(DIRECTIONS FOR THIS TASK):
Find the lines holding the string "subtitle" in the data, then copy all of them.

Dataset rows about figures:
------------

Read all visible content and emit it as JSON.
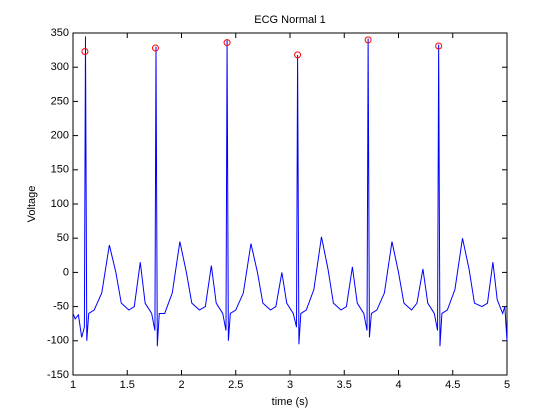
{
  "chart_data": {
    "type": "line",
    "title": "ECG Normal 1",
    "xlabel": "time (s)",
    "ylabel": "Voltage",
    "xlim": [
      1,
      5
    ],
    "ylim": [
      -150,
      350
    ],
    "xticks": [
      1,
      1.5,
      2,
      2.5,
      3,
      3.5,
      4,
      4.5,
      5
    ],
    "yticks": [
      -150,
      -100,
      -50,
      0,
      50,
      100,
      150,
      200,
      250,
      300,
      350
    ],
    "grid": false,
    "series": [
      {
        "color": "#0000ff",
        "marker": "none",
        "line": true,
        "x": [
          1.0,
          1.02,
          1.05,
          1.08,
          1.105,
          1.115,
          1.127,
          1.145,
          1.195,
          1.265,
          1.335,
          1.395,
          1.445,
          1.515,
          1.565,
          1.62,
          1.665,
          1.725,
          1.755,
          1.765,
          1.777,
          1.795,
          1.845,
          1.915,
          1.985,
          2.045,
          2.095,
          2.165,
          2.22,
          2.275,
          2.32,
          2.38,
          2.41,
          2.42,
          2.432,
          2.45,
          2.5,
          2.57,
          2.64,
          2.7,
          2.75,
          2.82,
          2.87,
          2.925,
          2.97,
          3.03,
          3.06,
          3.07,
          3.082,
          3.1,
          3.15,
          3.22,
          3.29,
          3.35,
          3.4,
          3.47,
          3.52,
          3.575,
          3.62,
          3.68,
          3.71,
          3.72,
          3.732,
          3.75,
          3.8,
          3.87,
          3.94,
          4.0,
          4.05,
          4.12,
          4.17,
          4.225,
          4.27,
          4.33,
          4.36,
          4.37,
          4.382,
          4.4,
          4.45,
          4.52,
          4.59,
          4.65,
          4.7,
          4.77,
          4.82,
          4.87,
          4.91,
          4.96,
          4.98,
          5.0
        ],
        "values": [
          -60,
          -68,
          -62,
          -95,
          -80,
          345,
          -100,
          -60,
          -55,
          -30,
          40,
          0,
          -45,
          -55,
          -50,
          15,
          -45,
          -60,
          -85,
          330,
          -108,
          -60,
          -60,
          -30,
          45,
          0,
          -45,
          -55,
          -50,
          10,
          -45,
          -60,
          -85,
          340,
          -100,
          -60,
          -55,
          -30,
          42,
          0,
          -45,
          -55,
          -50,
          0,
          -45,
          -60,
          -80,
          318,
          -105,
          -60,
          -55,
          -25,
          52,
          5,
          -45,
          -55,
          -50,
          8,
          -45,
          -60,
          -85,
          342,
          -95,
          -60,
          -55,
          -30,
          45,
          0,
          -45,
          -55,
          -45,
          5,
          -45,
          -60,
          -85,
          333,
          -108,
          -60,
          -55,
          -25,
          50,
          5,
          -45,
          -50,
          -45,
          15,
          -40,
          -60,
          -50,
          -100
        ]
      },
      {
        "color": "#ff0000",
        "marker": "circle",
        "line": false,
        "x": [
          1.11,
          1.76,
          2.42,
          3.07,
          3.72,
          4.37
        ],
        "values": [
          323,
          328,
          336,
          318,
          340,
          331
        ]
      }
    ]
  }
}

------------

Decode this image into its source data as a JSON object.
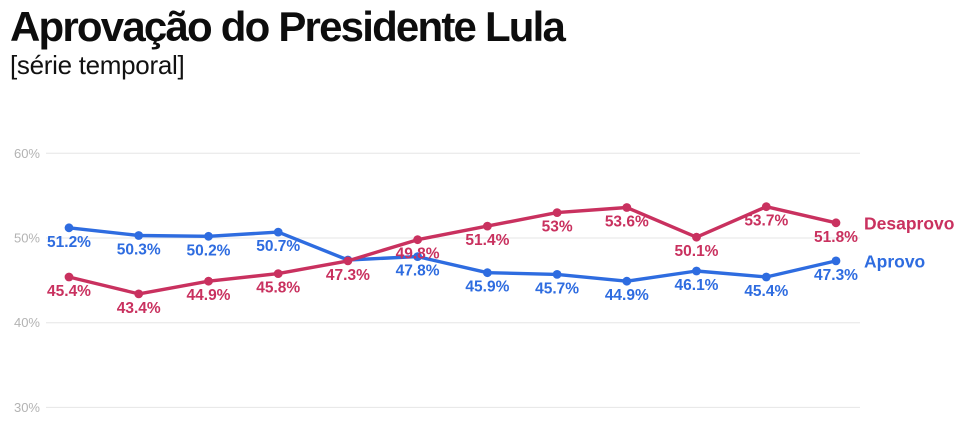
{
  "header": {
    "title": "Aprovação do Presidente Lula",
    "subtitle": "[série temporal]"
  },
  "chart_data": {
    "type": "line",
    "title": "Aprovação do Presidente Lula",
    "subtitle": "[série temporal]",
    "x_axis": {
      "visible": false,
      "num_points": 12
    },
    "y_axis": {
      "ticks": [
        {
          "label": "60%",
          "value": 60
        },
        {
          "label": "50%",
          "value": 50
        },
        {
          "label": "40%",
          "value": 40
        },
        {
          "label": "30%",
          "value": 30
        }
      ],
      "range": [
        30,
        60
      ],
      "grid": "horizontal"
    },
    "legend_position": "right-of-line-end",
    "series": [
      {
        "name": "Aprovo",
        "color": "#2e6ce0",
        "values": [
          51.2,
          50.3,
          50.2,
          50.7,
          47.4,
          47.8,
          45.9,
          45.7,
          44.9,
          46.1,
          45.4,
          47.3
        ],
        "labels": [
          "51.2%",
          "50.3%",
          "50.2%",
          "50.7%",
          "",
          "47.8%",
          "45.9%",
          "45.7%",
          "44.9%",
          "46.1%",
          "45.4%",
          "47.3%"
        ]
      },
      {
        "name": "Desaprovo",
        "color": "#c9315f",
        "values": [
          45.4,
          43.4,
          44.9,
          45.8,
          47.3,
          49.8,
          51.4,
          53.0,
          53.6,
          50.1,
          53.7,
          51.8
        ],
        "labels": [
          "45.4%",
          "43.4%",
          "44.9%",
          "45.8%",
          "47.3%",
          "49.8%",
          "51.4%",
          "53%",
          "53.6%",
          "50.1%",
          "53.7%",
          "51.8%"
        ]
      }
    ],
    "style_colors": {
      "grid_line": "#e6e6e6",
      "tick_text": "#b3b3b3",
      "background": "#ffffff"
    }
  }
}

------------

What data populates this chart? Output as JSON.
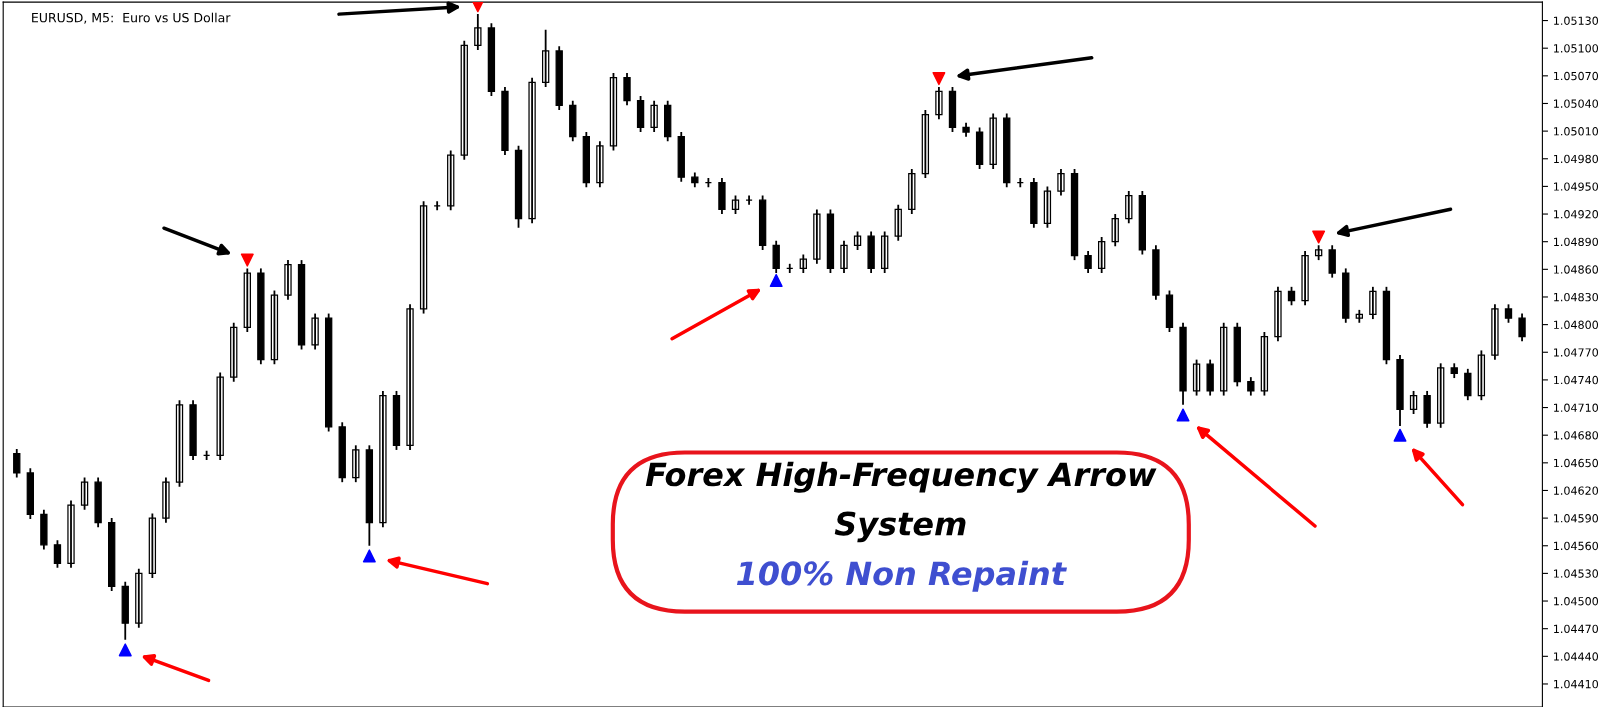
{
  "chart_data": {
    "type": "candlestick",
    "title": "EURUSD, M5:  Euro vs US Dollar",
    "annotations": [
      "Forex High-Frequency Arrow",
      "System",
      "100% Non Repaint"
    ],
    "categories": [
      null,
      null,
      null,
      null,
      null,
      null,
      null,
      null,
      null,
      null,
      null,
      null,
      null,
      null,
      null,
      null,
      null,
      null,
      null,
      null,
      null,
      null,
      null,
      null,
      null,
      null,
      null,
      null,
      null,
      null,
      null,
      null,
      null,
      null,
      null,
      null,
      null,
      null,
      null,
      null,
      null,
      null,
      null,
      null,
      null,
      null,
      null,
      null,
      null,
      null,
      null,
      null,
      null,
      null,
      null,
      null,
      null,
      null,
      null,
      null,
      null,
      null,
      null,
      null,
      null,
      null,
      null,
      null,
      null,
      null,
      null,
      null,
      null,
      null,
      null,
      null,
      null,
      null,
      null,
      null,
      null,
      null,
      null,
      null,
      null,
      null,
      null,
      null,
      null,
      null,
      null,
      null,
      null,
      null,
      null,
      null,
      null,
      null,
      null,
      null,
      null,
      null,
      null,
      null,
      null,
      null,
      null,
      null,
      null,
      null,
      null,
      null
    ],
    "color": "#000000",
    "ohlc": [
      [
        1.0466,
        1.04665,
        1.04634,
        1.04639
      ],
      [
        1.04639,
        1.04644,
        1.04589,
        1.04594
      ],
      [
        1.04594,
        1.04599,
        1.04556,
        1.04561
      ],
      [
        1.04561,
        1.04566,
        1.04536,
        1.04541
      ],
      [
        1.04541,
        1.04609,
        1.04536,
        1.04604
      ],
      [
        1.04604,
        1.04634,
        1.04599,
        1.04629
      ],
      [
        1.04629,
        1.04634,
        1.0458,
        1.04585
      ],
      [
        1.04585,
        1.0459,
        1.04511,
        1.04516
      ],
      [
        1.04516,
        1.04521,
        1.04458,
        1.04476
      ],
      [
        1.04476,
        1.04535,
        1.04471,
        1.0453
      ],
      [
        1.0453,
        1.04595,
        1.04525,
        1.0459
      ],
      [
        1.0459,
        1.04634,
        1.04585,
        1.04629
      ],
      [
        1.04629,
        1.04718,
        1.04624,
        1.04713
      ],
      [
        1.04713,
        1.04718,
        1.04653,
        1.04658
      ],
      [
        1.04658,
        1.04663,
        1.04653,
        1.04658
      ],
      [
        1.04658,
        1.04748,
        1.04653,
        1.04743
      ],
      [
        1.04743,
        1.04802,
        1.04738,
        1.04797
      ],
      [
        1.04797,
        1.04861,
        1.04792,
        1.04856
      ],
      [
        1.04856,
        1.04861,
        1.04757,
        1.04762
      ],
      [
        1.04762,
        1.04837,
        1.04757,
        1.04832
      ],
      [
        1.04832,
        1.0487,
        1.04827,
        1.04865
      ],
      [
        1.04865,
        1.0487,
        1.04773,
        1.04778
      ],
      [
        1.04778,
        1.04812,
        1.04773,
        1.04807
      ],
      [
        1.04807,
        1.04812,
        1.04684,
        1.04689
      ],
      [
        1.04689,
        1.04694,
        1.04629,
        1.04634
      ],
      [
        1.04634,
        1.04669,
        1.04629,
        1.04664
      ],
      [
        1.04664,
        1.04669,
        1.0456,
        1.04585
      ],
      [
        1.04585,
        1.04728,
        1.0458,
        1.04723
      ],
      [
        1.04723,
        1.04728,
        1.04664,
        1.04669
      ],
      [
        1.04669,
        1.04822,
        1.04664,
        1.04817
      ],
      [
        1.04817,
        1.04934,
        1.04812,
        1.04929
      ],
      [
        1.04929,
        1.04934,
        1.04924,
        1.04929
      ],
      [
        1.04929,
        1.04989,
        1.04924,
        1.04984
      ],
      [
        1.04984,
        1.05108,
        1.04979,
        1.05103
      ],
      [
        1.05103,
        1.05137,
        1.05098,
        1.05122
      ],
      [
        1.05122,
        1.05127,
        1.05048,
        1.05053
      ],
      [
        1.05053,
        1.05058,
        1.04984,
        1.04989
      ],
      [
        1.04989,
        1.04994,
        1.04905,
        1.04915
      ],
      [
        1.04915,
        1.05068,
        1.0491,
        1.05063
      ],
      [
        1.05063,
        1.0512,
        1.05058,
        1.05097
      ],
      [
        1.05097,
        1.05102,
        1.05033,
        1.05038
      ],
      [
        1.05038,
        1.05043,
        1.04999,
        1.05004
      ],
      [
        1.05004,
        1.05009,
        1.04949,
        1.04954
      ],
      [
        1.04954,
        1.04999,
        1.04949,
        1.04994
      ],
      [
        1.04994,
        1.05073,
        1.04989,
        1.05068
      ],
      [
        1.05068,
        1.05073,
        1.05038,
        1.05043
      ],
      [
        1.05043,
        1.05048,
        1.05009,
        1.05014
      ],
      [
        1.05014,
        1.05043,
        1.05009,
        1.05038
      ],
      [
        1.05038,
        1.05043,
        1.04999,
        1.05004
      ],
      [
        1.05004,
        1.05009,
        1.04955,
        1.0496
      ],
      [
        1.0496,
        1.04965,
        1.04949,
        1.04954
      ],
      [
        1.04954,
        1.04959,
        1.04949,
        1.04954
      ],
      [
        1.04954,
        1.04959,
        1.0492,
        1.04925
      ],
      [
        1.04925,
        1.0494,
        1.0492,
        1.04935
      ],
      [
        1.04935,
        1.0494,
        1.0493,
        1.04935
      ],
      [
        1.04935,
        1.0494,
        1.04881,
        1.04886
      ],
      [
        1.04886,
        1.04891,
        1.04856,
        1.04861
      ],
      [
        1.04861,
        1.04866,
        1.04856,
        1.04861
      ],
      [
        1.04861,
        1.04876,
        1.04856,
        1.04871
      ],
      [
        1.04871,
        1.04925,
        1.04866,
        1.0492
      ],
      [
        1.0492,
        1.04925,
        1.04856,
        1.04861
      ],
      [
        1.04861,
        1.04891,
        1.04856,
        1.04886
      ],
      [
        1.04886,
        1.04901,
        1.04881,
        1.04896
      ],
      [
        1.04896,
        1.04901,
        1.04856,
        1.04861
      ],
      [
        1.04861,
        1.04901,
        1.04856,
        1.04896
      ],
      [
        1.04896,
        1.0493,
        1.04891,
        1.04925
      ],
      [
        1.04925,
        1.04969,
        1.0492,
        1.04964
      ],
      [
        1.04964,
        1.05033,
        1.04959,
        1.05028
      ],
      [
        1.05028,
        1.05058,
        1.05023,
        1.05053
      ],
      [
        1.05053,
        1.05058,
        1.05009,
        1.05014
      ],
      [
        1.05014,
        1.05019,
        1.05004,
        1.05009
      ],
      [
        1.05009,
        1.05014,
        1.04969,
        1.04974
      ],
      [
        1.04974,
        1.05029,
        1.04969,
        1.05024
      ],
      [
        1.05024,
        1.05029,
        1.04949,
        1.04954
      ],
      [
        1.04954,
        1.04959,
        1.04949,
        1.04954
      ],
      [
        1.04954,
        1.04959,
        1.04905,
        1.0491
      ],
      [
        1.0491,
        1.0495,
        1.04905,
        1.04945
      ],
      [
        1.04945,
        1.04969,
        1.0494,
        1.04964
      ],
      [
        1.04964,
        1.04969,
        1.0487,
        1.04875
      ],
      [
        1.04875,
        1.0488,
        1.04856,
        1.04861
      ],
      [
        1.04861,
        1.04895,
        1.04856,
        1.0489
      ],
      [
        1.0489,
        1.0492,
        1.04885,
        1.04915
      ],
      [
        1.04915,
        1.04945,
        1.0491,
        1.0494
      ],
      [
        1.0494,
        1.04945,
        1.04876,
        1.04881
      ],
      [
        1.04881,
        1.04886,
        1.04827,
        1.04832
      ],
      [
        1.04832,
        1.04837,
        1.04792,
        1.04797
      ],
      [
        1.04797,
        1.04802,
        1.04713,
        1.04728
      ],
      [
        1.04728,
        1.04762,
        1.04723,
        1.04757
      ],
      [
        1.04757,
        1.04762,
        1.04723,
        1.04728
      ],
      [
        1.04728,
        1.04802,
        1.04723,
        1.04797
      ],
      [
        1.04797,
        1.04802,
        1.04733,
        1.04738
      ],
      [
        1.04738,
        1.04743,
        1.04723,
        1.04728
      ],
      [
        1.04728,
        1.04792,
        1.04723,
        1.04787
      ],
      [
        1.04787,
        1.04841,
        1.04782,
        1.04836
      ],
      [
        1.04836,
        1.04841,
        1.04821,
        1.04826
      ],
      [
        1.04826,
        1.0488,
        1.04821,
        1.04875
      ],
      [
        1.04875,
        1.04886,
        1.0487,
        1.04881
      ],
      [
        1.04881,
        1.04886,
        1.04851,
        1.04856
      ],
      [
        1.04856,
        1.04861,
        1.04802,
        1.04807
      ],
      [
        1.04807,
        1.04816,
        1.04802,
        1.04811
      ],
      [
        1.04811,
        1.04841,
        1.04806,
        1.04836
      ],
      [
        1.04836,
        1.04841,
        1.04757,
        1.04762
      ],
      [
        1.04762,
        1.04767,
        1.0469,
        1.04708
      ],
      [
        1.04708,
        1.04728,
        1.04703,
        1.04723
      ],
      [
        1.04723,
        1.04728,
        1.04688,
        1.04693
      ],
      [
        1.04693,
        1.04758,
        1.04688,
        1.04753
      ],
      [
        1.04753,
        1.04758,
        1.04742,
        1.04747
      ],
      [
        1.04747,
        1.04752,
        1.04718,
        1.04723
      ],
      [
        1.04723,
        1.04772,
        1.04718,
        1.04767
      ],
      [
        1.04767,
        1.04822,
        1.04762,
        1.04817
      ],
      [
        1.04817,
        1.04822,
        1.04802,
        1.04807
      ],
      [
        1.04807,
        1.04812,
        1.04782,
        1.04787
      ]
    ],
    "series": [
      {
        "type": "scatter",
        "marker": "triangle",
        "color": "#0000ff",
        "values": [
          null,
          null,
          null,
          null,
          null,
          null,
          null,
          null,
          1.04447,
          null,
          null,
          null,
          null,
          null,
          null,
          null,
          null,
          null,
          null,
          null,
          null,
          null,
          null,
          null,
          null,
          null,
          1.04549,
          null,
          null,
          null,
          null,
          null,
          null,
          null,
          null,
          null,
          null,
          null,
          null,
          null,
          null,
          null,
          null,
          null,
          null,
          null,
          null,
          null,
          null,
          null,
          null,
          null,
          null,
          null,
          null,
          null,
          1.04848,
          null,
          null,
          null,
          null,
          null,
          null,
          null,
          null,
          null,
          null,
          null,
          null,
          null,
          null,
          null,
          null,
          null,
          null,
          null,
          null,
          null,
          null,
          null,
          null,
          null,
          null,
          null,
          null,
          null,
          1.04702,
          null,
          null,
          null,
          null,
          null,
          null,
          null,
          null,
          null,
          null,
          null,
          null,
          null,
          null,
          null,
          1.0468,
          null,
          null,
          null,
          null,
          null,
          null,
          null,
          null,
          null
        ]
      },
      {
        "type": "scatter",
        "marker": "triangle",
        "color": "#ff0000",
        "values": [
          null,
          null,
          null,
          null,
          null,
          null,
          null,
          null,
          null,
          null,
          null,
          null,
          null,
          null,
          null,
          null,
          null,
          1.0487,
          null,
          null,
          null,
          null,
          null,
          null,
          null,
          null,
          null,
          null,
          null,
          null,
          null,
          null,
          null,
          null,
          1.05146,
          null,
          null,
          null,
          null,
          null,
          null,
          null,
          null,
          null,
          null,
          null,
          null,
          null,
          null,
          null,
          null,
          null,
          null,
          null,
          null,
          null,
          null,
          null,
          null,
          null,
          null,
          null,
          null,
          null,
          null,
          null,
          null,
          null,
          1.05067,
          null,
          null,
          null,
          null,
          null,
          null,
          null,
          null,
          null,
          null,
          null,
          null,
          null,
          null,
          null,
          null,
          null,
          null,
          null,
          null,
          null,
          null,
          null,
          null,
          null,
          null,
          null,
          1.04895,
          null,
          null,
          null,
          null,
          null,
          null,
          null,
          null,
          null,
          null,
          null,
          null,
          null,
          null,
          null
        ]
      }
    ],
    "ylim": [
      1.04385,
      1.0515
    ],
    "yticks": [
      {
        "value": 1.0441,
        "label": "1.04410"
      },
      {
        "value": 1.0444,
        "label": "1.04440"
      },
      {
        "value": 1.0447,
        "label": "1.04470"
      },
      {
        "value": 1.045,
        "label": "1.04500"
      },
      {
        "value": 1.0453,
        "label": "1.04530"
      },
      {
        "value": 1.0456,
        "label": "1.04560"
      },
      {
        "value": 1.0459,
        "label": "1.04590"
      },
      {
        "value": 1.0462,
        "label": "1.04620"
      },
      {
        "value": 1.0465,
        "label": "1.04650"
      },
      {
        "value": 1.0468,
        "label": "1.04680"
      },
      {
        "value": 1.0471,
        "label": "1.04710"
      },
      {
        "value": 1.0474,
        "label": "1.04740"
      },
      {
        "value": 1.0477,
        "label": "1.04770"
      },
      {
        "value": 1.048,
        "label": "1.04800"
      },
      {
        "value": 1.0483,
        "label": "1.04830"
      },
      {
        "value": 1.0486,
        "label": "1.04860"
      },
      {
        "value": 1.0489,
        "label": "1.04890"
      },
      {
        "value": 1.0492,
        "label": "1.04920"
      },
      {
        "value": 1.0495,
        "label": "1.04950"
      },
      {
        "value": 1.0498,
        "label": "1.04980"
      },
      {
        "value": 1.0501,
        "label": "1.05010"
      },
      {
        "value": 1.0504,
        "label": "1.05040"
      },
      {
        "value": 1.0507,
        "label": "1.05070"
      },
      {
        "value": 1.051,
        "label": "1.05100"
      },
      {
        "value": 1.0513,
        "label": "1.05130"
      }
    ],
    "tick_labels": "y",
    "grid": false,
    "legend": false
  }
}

------------

(THE RESULT):
    "subtitle": "[série temporal]"
    "subtitle": "[série temporal]",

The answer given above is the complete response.